Restate the full listing word for word and leave the pictures out.

-------- Dataset rows --------

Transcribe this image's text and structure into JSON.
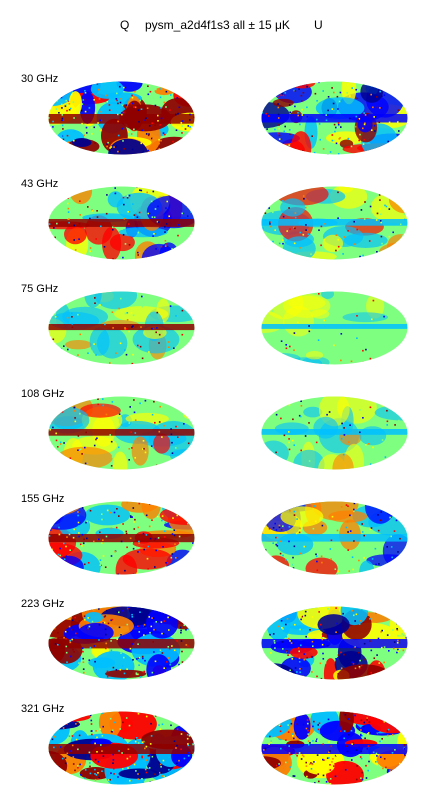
{
  "title": {
    "left": "Q",
    "center": "pysm_a2d4f1s3 all ± 15 μK",
    "right": "U"
  },
  "rows": [
    {
      "freq": "30 GHz",
      "q_level": 0.95,
      "u_level": 0.75
    },
    {
      "freq": "43 GHz",
      "q_level": 0.65,
      "u_level": 0.45
    },
    {
      "freq": "75 GHz",
      "q_level": 0.35,
      "u_level": 0.15
    },
    {
      "freq": "108 GHz",
      "q_level": 0.45,
      "u_level": 0.3
    },
    {
      "freq": "155 GHz",
      "q_level": 0.7,
      "u_level": 0.6
    },
    {
      "freq": "223 GHz",
      "q_level": 0.9,
      "u_level": 0.85
    },
    {
      "freq": "321 GHz",
      "q_level": 1.0,
      "u_level": 1.0
    }
  ],
  "colors": {
    "background": "#ffffff",
    "colormap": [
      "#00008f",
      "#0000ff",
      "#00bfff",
      "#7fff7f",
      "#ffff00",
      "#ff7f00",
      "#ff0000",
      "#8f0000"
    ]
  }
}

--------

> **Reply to the exercise**:
Transcribe this image's text and structure into JSON.
{
  "title": {
    "left": "Q",
    "center": "pysm_a2d4f1s3 all ± 15 μK",
    "right": "U"
  },
  "rows": [
    {
      "freq": "30 GHz",
      "q_level": 0.95,
      "u_level": 0.75
    },
    {
      "freq": "43 GHz",
      "q_level": 0.65,
      "u_level": 0.45
    },
    {
      "freq": "75 GHz",
      "q_level": 0.35,
      "u_level": 0.15
    },
    {
      "freq": "108 GHz",
      "q_level": 0.45,
      "u_level": 0.3
    },
    {
      "freq": "155 GHz",
      "q_level": 0.7,
      "u_level": 0.6
    },
    {
      "freq": "223 GHz",
      "q_level": 0.9,
      "u_level": 0.85
    },
    {
      "freq": "321 GHz",
      "q_level": 1.0,
      "u_level": 1.0
    }
  ],
  "colors": {
    "background": "#ffffff",
    "colormap": [
      "#00008f",
      "#0000ff",
      "#00bfff",
      "#7fff7f",
      "#ffff00",
      "#ff7f00",
      "#ff0000",
      "#8f0000"
    ]
  }
}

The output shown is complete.